Reproduce the whole listing, character for character.

——

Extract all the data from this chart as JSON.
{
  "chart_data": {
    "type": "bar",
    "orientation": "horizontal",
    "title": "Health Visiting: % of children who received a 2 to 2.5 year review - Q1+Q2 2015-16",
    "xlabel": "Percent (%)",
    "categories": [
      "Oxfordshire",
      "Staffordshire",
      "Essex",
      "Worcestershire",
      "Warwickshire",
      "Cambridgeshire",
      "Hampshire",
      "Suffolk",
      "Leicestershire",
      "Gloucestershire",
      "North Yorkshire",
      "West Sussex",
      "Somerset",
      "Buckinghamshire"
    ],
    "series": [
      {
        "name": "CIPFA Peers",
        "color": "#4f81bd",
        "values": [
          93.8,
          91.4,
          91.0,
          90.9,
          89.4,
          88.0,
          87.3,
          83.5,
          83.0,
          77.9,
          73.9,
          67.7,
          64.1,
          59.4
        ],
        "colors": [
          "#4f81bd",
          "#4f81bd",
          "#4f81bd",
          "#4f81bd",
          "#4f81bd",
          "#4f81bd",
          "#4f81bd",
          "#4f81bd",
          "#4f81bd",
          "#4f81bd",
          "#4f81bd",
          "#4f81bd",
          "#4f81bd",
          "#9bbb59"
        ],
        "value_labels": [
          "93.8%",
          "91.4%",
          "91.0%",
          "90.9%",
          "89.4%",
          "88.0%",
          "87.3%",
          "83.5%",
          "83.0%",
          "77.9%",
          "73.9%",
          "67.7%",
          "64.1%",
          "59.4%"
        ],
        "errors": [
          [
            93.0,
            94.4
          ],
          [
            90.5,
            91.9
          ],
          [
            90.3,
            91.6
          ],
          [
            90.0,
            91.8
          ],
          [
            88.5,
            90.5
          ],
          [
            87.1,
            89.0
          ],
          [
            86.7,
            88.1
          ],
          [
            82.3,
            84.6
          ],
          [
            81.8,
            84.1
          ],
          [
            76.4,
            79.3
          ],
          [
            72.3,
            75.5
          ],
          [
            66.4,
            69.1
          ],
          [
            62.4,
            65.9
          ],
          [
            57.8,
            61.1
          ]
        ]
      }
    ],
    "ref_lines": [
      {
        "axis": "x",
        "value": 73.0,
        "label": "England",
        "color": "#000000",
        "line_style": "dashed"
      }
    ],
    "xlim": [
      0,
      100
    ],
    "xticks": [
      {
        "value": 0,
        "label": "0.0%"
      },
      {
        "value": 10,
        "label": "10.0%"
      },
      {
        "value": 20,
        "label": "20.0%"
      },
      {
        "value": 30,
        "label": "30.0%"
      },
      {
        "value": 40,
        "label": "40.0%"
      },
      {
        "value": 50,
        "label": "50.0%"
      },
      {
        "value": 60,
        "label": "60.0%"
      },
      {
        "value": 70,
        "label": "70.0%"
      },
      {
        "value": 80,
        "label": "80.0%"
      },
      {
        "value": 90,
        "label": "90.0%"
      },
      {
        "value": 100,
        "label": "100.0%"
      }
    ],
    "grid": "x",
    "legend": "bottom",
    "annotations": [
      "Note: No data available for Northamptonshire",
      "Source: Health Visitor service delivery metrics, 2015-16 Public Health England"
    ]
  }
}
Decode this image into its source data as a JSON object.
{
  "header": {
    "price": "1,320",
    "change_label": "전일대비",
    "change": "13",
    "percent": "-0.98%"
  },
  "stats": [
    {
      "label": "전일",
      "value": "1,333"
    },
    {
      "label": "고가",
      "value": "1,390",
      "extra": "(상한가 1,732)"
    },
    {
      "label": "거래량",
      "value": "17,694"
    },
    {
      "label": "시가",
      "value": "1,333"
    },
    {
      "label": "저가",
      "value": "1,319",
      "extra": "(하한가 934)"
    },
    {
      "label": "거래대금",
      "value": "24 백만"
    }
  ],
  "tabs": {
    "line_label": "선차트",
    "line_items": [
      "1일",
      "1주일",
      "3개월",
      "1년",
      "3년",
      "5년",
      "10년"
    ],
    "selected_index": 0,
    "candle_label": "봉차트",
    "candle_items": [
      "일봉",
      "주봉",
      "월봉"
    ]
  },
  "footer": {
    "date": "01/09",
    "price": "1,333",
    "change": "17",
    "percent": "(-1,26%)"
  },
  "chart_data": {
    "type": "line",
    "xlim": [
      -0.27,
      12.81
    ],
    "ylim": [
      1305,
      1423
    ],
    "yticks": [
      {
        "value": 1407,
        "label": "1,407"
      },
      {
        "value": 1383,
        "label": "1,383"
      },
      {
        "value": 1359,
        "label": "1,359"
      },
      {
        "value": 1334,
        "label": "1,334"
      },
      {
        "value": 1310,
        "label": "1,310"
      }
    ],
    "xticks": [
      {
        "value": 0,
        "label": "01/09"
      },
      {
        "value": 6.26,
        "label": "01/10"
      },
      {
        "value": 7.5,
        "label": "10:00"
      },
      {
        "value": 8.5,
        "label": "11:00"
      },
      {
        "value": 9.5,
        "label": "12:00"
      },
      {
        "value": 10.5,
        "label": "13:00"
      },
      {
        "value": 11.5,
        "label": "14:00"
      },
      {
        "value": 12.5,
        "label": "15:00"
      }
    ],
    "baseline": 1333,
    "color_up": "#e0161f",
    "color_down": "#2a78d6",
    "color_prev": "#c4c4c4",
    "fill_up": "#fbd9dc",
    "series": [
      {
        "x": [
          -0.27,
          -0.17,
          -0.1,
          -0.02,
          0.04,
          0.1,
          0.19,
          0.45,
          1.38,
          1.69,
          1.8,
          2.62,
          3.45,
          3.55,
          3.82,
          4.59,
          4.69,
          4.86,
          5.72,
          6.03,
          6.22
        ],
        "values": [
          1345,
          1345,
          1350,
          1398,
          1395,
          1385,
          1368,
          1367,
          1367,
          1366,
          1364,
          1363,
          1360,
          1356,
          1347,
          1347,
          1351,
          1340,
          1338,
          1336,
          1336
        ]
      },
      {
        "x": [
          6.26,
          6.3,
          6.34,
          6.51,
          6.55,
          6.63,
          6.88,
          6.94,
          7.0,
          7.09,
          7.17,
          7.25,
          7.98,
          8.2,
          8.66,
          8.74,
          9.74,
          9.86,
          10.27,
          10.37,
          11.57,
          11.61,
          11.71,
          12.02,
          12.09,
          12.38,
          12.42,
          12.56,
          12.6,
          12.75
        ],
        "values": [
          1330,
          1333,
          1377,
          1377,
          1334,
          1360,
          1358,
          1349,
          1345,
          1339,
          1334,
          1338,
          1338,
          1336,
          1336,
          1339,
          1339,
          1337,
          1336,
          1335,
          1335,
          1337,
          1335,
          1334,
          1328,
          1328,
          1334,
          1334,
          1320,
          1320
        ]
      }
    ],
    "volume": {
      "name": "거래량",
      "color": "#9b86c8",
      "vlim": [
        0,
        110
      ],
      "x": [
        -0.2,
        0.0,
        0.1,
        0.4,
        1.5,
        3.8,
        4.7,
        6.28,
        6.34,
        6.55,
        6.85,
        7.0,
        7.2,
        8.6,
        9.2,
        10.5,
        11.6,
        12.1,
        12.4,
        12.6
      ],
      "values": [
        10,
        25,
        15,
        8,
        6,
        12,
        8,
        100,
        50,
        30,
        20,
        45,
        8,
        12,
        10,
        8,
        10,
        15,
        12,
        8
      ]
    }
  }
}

——

• **Solution for this problem**:
Extract all the data from this chart as JSON.
{
  "chart_data": {
    "type": "bar",
    "orientation": "horizontal",
    "title": "Health Visiting: % of children who received a 2 to 2.5 year review - Q1+Q2 2015-16",
    "xlabel": "Percent (%)",
    "categories": [
      "Oxfordshire",
      "Staffordshire",
      "Essex",
      "Worcestershire",
      "Warwickshire",
      "Cambridgeshire",
      "Hampshire",
      "Suffolk",
      "Leicestershire",
      "Gloucestershire",
      "North Yorkshire",
      "West Sussex",
      "Somerset",
      "Buckinghamshire"
    ],
    "series": [
      {
        "name": "CIPFA Peers",
        "color": "#4f81bd",
        "values": [
          93.8,
          91.4,
          91.0,
          90.9,
          89.4,
          88.0,
          87.3,
          83.5,
          83.0,
          77.9,
          73.9,
          67.7,
          64.1,
          59.4
        ],
        "colors": [
          "#4f81bd",
          "#4f81bd",
          "#4f81bd",
          "#4f81bd",
          "#4f81bd",
          "#4f81bd",
          "#4f81bd",
          "#4f81bd",
          "#4f81bd",
          "#4f81bd",
          "#4f81bd",
          "#4f81bd",
          "#4f81bd",
          "#9bbb59"
        ],
        "value_labels": [
          "93.8%",
          "91.4%",
          "91.0%",
          "90.9%",
          "89.4%",
          "88.0%",
          "87.3%",
          "83.5%",
          "83.0%",
          "77.9%",
          "73.9%",
          "67.7%",
          "64.1%",
          "59.4%"
        ],
        "errors": [
          [
            93.0,
            94.4
          ],
          [
            90.5,
            91.9
          ],
          [
            90.3,
            91.6
          ],
          [
            90.0,
            91.8
          ],
          [
            88.5,
            90.5
          ],
          [
            87.1,
            89.0
          ],
          [
            86.7,
            88.1
          ],
          [
            82.3,
            84.6
          ],
          [
            81.8,
            84.1
          ],
          [
            76.4,
            79.3
          ],
          [
            72.3,
            75.5
          ],
          [
            66.4,
            69.1
          ],
          [
            62.4,
            65.9
          ],
          [
            57.8,
            61.1
          ]
        ]
      }
    ],
    "ref_lines": [
      {
        "axis": "x",
        "value": 73.0,
        "label": "England",
        "color": "#000000",
        "line_style": "dashed"
      }
    ],
    "xlim": [
      0,
      100
    ],
    "xticks": [
      {
        "value": 0,
        "label": "0.0%"
      },
      {
        "value": 10,
        "label": "10.0%"
      },
      {
        "value": 20,
        "label": "20.0%"
      },
      {
        "value": 30,
        "label": "30.0%"
      },
      {
        "value": 40,
        "label": "40.0%"
      },
      {
        "value": 50,
        "label": "50.0%"
      },
      {
        "value": 60,
        "label": "60.0%"
      },
      {
        "value": 70,
        "label": "70.0%"
      },
      {
        "value": 80,
        "label": "80.0%"
      },
      {
        "value": 90,
        "label": "90.0%"
      },
      {
        "value": 100,
        "label": "100.0%"
      }
    ],
    "grid": "x",
    "legend": "bottom",
    "annotations": [
      "Note: No data available for Northamptonshire",
      "Source: Health Visitor service delivery metrics, 2015-16 Public Health England"
    ]
  }
}
Decode this image into its source data as a JSON object.
{
  "header": {
    "price": "1,320",
    "change_label": "전일대비",
    "change": "13",
    "percent": "-0.98%"
  },
  "stats": [
    {
      "label": "전일",
      "value": "1,333"
    },
    {
      "label": "고가",
      "value": "1,390",
      "extra": "(상한가 1,732)"
    },
    {
      "label": "거래량",
      "value": "17,694"
    },
    {
      "label": "시가",
      "value": "1,333"
    },
    {
      "label": "저가",
      "value": "1,319",
      "extra": "(하한가 934)"
    },
    {
      "label": "거래대금",
      "value": "24 백만"
    }
  ],
  "tabs": {
    "line_label": "선차트",
    "line_items": [
      "1일",
      "1주일",
      "3개월",
      "1년",
      "3년",
      "5년",
      "10년"
    ],
    "selected_index": 0,
    "candle_label": "봉차트",
    "candle_items": [
      "일봉",
      "주봉",
      "월봉"
    ]
  },
  "footer": {
    "date": "01/09",
    "price": "1,333",
    "change": "17",
    "percent": "(-1,26%)"
  },
  "chart_data": {
    "type": "line",
    "xlim": [
      -0.27,
      12.81
    ],
    "ylim": [
      1305,
      1423
    ],
    "yticks": [
      {
        "value": 1407,
        "label": "1,407"
      },
      {
        "value": 1383,
        "label": "1,383"
      },
      {
        "value": 1359,
        "label": "1,359"
      },
      {
        "value": 1334,
        "label": "1,334"
      },
      {
        "value": 1310,
        "label": "1,310"
      }
    ],
    "xticks": [
      {
        "value": 0,
        "label": "01/09"
      },
      {
        "value": 6.26,
        "label": "01/10"
      },
      {
        "value": 7.5,
        "label": "10:00"
      },
      {
        "value": 8.5,
        "label": "11:00"
      },
      {
        "value": 9.5,
        "label": "12:00"
      },
      {
        "value": 10.5,
        "label": "13:00"
      },
      {
        "value": 11.5,
        "label": "14:00"
      },
      {
        "value": 12.5,
        "label": "15:00"
      }
    ],
    "baseline": 1333,
    "color_up": "#e0161f",
    "color_down": "#2a78d6",
    "color_prev": "#c4c4c4",
    "fill_up": "#fbd9dc",
    "series": [
      {
        "x": [
          -0.27,
          -0.17,
          -0.1,
          -0.02,
          0.04,
          0.1,
          0.19,
          0.45,
          1.38,
          1.69,
          1.8,
          2.62,
          3.45,
          3.55,
          3.82,
          4.59,
          4.69,
          4.86,
          5.72,
          6.03,
          6.22
        ],
        "values": [
          1345,
          1345,
          1350,
          1398,
          1395,
          1385,
          1368,
          1367,
          1367,
          1366,
          1364,
          1363,
          1360,
          1356,
          1347,
          1347,
          1351,
          1340,
          1338,
          1336,
          1336
        ]
      },
      {
        "x": [
          6.26,
          6.3,
          6.34,
          6.51,
          6.55,
          6.63,
          6.88,
          6.94,
          7.0,
          7.09,
          7.17,
          7.25,
          7.98,
          8.2,
          8.66,
          8.74,
          9.74,
          9.86,
          10.27,
          10.37,
          11.57,
          11.61,
          11.71,
          12.02,
          12.09,
          12.38,
          12.42,
          12.56,
          12.6,
          12.75
        ],
        "values": [
          1330,
          1333,
          1377,
          1377,
          1334,
          1360,
          1358,
          1349,
          1345,
          1339,
          1334,
          1338,
          1338,
          1336,
          1336,
          1339,
          1339,
          1337,
          1336,
          1335,
          1335,
          1337,
          1335,
          1334,
          1328,
          1328,
          1334,
          1334,
          1320,
          1320
        ]
      }
    ],
    "volume": {
      "name": "거래량",
      "color": "#9b86c8",
      "vlim": [
        0,
        110
      ],
      "x": [
        -0.2,
        0.0,
        0.1,
        0.4,
        1.5,
        3.8,
        4.7,
        6.28,
        6.34,
        6.55,
        6.85,
        7.0,
        7.2,
        8.6,
        9.2,
        10.5,
        11.6,
        12.1,
        12.4,
        12.6
      ],
      "values": [
        10,
        25,
        15,
        8,
        6,
        12,
        8,
        100,
        50,
        30,
        20,
        45,
        8,
        12,
        10,
        8,
        10,
        15,
        12,
        8
      ]
    }
  }
}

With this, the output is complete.